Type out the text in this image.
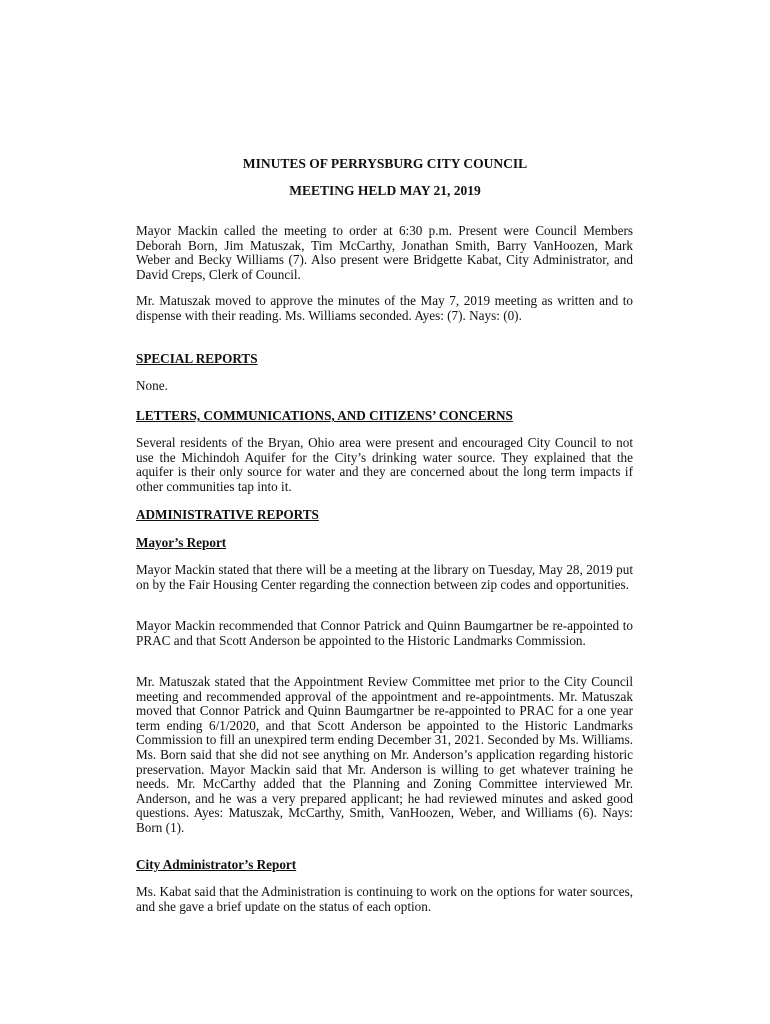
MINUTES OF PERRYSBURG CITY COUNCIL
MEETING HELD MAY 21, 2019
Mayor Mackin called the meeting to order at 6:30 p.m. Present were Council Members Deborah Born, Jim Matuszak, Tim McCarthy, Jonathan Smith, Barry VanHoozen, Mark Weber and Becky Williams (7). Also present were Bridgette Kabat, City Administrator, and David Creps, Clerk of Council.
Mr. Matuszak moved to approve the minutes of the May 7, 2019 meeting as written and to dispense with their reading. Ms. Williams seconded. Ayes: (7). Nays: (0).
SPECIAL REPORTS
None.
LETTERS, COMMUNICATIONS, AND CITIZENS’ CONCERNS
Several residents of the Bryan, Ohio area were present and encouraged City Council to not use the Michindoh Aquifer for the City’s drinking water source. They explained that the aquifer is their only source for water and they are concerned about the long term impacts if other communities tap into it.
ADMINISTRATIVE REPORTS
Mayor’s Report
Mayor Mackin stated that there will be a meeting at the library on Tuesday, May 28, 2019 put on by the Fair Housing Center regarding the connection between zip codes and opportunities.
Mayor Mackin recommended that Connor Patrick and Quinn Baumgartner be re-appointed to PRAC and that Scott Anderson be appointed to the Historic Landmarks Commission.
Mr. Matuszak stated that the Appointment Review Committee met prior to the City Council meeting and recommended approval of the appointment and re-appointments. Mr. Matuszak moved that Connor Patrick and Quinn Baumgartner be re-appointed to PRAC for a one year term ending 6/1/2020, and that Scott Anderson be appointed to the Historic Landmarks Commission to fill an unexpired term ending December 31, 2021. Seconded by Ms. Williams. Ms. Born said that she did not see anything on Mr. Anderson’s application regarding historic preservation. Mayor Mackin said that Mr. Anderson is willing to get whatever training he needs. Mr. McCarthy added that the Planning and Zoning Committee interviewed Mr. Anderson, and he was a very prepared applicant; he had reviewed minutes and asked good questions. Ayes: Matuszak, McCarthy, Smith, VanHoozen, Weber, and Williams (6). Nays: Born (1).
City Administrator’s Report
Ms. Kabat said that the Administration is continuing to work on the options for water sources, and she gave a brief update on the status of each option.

= = =

Directions | Pick out every line above that contains the word "present" and copy it.

Written solution |
Mayor Mackin called the meeting to order at 6:30 p.m. Present were Council Members Deborah Born, Jim Matuszak, Tim McCarthy, Jonathan Smith, Barry VanHoozen, Mark Weber and Becky Williams (7). Also present were Bridgette Kabat, City Administrator, and David Creps, Clerk of Council.
Several residents of the Bryan, Ohio area were present and encouraged City Council to not use the Michindoh Aquifer for the City’s drinking water source. They explained that the aquifer is their only source for water and they are concerned about the long term impacts if other communities tap into it.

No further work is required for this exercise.